■ライバル企業も一緒に議論、「世界共通の味」を磨く
評価では、各工場から無作為に選ばれた原材料を使用する。
長テーブルにはビビアン氏と複数社のサプライヤー担当者が並び、まず「ターゲット」を全員で試食。その後、どの会社の製品か分からない状態で各社のサンプルを評価し、ターゲットと一致しているか、どの程度の違いがあるかを確認しながら議論していく。
すべての評価終了後に初めて、どの会社のサンプルだったかが明かされる。
印象的だったのは、一方的に採点する場ではなく、ビビアン氏とサプライヤー担当者が積極的に意見を交わし、互いの評価を確認しながら議論を重ねていたことだ。
■「良いパートナーがいなければ品質は守れない」

########

## [課題の指示]
**1.** 本文によると、各社のサンプルがどの会社のものかが明かされるのはいつですか。
**2.** 本文の「長テーブルにはビビアン氏と複」から「すべての評価終了後に初めて、どの会社のサンプルだったかが明かされる。」までを、その語句も含めて一字一句そのまま書き写してください。
記録を参照する必要はありません。

########

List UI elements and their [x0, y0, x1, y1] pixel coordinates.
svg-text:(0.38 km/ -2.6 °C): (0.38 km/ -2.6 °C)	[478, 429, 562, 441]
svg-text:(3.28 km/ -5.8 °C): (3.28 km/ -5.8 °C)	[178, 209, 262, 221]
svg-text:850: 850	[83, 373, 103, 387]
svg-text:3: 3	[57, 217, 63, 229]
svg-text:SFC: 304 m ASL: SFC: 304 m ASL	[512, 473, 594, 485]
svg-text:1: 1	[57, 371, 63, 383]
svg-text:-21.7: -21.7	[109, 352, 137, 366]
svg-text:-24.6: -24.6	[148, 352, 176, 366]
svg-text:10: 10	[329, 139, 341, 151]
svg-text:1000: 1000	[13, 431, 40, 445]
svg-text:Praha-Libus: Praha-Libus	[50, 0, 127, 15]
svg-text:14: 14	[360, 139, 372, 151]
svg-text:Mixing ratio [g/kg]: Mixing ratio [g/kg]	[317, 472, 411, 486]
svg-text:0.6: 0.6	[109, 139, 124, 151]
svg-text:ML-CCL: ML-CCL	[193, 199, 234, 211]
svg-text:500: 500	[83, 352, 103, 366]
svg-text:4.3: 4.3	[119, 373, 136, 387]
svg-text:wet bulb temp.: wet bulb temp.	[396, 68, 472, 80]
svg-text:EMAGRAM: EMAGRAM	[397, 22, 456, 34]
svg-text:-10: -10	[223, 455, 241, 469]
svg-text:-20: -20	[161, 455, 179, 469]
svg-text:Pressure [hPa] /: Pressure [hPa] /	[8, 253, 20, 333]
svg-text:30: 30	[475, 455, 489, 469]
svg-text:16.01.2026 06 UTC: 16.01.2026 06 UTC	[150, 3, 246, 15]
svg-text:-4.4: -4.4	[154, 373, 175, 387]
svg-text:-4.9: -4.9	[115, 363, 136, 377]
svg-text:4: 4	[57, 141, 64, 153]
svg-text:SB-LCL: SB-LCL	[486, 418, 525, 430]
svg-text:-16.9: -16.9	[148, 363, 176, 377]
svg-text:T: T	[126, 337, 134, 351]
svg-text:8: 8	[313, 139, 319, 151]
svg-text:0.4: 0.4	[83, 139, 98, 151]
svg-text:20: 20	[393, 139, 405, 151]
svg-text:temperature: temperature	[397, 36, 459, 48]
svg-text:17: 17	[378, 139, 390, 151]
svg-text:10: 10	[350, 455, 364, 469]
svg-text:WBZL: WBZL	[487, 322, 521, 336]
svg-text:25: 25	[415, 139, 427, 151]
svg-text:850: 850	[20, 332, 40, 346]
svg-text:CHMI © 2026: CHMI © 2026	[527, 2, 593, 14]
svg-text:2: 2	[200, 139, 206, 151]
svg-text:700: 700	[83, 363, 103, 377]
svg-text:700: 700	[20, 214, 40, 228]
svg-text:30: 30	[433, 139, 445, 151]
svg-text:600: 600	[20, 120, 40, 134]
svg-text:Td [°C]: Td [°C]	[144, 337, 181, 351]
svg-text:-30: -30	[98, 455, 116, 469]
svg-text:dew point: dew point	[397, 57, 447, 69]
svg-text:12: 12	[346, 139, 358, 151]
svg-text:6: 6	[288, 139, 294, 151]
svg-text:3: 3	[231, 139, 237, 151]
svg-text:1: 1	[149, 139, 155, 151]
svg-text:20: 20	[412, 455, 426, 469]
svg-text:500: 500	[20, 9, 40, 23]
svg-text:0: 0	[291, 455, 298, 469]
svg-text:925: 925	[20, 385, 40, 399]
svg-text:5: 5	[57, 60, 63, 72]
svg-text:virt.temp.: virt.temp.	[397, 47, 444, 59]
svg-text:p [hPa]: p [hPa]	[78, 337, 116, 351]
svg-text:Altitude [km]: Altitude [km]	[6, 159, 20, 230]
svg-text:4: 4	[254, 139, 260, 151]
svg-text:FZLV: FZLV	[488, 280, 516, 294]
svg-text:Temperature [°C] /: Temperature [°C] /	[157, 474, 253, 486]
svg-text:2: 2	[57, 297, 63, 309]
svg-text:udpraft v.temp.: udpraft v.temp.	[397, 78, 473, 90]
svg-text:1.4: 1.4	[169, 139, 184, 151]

########

## [解答一覧]
**1.** すべての評価が終了した後です。

**2.**
長テーブルにはビビアン氏と複数社のサプライヤー担当者が並び、まず「ターゲット」を全員で試食。その後、どの会社の製品か分からない状態で各社のサンプルを評価し、ターゲットと一致しているか、どの程度の違いがあるかを確認しながら議論していく。
すべての評価終了後に初めて、どの会社のサンプルだったかが明かされる。